= EXERCISE INSTRUCTIONS =
Write out each line in which the string "JSON" is present.

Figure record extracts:
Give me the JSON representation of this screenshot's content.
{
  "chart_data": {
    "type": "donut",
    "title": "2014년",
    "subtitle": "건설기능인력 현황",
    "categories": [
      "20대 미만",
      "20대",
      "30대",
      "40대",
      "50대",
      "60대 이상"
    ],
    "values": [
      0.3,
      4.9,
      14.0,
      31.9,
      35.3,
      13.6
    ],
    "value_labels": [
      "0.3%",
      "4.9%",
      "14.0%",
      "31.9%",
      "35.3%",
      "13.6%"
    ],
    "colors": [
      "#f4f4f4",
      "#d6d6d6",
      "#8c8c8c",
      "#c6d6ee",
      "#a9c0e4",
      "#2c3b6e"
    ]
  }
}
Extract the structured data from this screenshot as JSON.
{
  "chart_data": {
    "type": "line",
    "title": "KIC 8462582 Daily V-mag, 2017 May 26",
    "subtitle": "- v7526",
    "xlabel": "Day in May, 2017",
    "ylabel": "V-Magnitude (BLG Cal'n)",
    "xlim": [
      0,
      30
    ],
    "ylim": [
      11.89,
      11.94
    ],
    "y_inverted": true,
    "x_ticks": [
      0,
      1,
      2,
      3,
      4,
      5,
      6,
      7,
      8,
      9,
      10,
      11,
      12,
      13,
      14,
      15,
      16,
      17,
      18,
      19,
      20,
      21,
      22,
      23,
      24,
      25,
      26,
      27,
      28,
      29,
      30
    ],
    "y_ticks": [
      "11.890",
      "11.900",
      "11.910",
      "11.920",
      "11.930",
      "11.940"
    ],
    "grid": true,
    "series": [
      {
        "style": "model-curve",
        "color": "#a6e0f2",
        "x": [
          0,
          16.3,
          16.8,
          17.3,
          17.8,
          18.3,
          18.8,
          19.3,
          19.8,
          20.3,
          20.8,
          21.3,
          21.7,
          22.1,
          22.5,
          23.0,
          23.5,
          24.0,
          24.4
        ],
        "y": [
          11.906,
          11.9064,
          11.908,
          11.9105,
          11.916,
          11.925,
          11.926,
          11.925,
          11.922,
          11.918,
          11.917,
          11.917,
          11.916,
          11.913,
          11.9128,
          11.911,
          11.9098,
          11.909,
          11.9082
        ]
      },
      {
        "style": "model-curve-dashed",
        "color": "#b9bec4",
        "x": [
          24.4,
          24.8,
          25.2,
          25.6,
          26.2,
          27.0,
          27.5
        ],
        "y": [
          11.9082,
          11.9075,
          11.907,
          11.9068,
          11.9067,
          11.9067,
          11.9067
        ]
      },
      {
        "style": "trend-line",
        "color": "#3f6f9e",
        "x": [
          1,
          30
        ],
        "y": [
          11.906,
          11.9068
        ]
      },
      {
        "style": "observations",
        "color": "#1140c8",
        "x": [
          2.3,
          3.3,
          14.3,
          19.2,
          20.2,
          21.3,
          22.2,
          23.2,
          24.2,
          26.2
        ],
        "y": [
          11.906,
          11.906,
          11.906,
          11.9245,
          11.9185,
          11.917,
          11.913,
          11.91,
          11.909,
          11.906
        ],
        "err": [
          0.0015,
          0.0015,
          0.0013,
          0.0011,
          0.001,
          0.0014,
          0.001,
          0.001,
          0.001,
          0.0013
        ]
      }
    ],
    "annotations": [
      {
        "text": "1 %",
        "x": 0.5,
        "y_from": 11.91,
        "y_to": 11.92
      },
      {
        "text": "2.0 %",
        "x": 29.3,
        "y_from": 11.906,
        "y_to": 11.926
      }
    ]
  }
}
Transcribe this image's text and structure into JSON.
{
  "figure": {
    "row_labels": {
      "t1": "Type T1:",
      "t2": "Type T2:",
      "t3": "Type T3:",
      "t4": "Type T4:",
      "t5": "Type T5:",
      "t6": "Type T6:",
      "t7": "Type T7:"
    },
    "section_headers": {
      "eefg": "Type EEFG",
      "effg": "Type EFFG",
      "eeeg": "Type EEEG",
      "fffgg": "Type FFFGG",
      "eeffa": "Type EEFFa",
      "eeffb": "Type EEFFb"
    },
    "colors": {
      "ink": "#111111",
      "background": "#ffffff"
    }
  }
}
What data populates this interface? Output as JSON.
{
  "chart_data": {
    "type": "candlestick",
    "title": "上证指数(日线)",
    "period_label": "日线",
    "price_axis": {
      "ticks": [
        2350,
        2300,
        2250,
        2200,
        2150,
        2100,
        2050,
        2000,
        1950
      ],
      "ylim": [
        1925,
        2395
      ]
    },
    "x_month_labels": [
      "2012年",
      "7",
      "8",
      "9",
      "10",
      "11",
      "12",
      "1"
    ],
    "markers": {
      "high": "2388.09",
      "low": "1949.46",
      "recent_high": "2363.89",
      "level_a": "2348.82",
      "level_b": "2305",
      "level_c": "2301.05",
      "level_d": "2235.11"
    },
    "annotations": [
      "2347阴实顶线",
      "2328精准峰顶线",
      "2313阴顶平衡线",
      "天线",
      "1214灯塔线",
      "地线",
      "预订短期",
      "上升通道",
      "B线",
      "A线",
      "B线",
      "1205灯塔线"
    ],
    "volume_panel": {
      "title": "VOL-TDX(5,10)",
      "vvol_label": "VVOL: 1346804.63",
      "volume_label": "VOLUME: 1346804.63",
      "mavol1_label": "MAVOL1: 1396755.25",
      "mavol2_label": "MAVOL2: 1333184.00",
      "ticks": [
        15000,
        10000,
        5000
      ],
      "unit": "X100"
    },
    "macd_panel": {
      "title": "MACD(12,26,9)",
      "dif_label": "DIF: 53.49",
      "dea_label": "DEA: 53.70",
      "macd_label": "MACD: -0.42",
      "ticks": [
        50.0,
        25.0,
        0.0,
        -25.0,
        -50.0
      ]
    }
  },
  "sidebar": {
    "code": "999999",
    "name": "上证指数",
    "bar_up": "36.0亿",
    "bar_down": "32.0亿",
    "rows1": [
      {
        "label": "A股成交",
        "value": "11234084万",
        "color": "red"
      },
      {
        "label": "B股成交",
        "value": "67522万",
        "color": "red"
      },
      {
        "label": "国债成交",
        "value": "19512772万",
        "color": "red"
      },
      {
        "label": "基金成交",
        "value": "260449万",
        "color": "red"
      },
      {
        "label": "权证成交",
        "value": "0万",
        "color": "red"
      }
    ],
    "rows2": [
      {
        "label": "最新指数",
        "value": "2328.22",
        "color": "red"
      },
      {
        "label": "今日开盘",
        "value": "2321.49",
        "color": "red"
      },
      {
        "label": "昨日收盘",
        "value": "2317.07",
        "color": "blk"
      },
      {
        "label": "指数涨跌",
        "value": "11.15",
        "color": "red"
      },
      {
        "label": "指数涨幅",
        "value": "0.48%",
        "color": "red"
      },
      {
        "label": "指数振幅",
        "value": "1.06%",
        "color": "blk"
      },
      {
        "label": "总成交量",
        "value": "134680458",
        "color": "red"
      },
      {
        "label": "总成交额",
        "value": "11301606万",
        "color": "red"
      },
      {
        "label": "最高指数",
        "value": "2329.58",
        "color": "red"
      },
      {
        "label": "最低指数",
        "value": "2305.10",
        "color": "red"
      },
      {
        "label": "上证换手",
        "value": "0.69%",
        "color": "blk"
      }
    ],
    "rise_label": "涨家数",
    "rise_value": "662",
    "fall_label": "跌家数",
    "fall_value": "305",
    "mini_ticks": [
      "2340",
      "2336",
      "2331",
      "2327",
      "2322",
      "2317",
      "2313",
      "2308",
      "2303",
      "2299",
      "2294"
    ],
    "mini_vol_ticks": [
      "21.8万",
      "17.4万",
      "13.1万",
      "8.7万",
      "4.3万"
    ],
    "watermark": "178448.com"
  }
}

= PROBLEM SOLUTION =
Give me the JSON representation of this screenshot's content.
Extract the structured data from this screenshot as JSON.
Transcribe this image's text and structure into JSON.
What data populates this interface? Output as JSON.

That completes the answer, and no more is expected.